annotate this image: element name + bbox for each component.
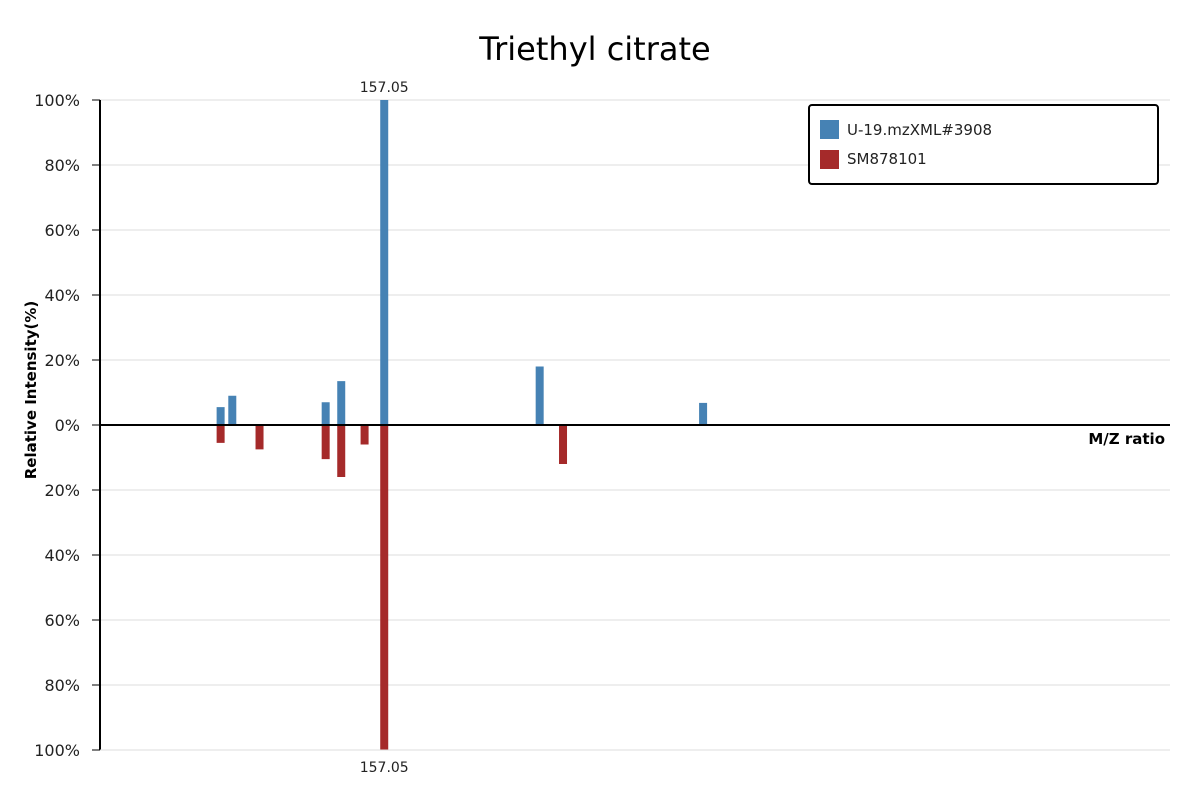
legend-label-series-1: U-19.mzXML#3908 bbox=[847, 121, 992, 139]
reference-peak-bar bbox=[360, 425, 369, 445]
y-tick-label: 20% bbox=[44, 351, 80, 370]
query-peak-bar bbox=[380, 100, 389, 425]
tick-labels: 100% 80% 60% 40% 20% 0% 20% 40% 60% 80% 100% 157.05… bbox=[34, 80, 408, 776]
peak-bars bbox=[216, 100, 708, 750]
legend-swatch-series-1 bbox=[820, 120, 839, 139]
legend-label-series-2: SM878101 bbox=[847, 150, 927, 168]
legend-box bbox=[808, 104, 1159, 185]
axes bbox=[92, 99, 1170, 751]
reference-peak-bar bbox=[255, 425, 264, 450]
y-tick-label: 80% bbox=[44, 676, 80, 695]
y-tick-label: 60% bbox=[44, 221, 80, 240]
legend-swatch-series-2 bbox=[820, 150, 839, 169]
y-tick-label: 100% bbox=[34, 91, 80, 110]
chart-title: Triethyl citrate bbox=[478, 30, 710, 68]
legend[interactable]: U-19.mzXML#3908 SM878101 bbox=[808, 104, 1159, 185]
y-tick-label: 40% bbox=[44, 286, 80, 305]
query-peak-bar bbox=[228, 395, 237, 425]
reference-peak-bar bbox=[321, 425, 330, 460]
query-peak-bar bbox=[535, 366, 544, 425]
query-peak-bar bbox=[337, 381, 346, 425]
y-tick-label: 80% bbox=[44, 156, 80, 175]
peak-mz-label: 157.05 bbox=[360, 80, 409, 96]
y-tick-label: 60% bbox=[44, 611, 80, 630]
y-axis-title: Relative Intensity(%) bbox=[22, 301, 40, 480]
y-tick-label: 0% bbox=[55, 416, 80, 435]
query-peak-bar bbox=[699, 402, 708, 425]
reference-peak-bar bbox=[559, 425, 568, 464]
query-peak-bar bbox=[216, 407, 225, 425]
peak-mz-label: 157.05 bbox=[360, 760, 409, 776]
reference-peak-bar bbox=[216, 425, 225, 443]
x-axis-title: M/Z ratio bbox=[1088, 430, 1165, 448]
y-tick-label: 100% bbox=[34, 741, 80, 760]
y-tick-label: 40% bbox=[44, 546, 80, 565]
y-tick-label: 20% bbox=[44, 481, 80, 500]
query-peak-bar bbox=[321, 402, 330, 425]
reference-peak-bar bbox=[380, 425, 389, 750]
reference-peak-bar bbox=[337, 425, 346, 477]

Stated problem: Rewrite the lines above with every "query-peak-bar" changed to "sample-peak-bar" and nothing else altered, leaving the picture out.

The completed task:
annotate this image: element name + bbox for each component.
legend-label-series-1: U-19.mzXML#3908 bbox=[847, 121, 992, 139]
reference-peak-bar bbox=[360, 425, 369, 445]
y-tick-label: 20% bbox=[44, 351, 80, 370]
sample-peak-bar bbox=[380, 100, 389, 425]
tick-labels: 100% 80% 60% 40% 20% 0% 20% 40% 60% 80% 100% 157.05… bbox=[34, 80, 408, 776]
peak-bars bbox=[216, 100, 708, 750]
legend-swatch-series-1 bbox=[820, 120, 839, 139]
legend-label-series-2: SM878101 bbox=[847, 150, 927, 168]
legend-box bbox=[808, 104, 1159, 185]
axes bbox=[92, 99, 1170, 751]
reference-peak-bar bbox=[255, 425, 264, 450]
y-tick-label: 80% bbox=[44, 676, 80, 695]
y-tick-label: 60% bbox=[44, 221, 80, 240]
legend-swatch-series-2 bbox=[820, 150, 839, 169]
y-tick-label: 100% bbox=[34, 91, 80, 110]
chart-title: Triethyl citrate bbox=[478, 30, 710, 68]
legend[interactable]: U-19.mzXML#3908 SM878101 bbox=[808, 104, 1159, 185]
y-tick-label: 40% bbox=[44, 286, 80, 305]
sample-peak-bar bbox=[228, 395, 237, 425]
reference-peak-bar bbox=[321, 425, 330, 460]
sample-peak-bar bbox=[535, 366, 544, 425]
sample-peak-bar bbox=[337, 381, 346, 425]
y-tick-label: 80% bbox=[44, 156, 80, 175]
peak-mz-label: 157.05 bbox=[360, 80, 409, 96]
y-tick-label: 60% bbox=[44, 611, 80, 630]
y-axis-title: Relative Intensity(%) bbox=[22, 301, 40, 480]
y-tick-label: 0% bbox=[55, 416, 80, 435]
sample-peak-bar bbox=[699, 402, 708, 425]
reference-peak-bar bbox=[559, 425, 568, 464]
sample-peak-bar bbox=[216, 407, 225, 425]
peak-mz-label: 157.05 bbox=[360, 760, 409, 776]
reference-peak-bar bbox=[216, 425, 225, 443]
x-axis-title: M/Z ratio bbox=[1088, 430, 1165, 448]
y-tick-label: 100% bbox=[34, 741, 80, 760]
y-tick-label: 40% bbox=[44, 546, 80, 565]
y-tick-label: 20% bbox=[44, 481, 80, 500]
sample-peak-bar bbox=[321, 402, 330, 425]
reference-peak-bar bbox=[380, 425, 389, 750]
reference-peak-bar bbox=[337, 425, 346, 477]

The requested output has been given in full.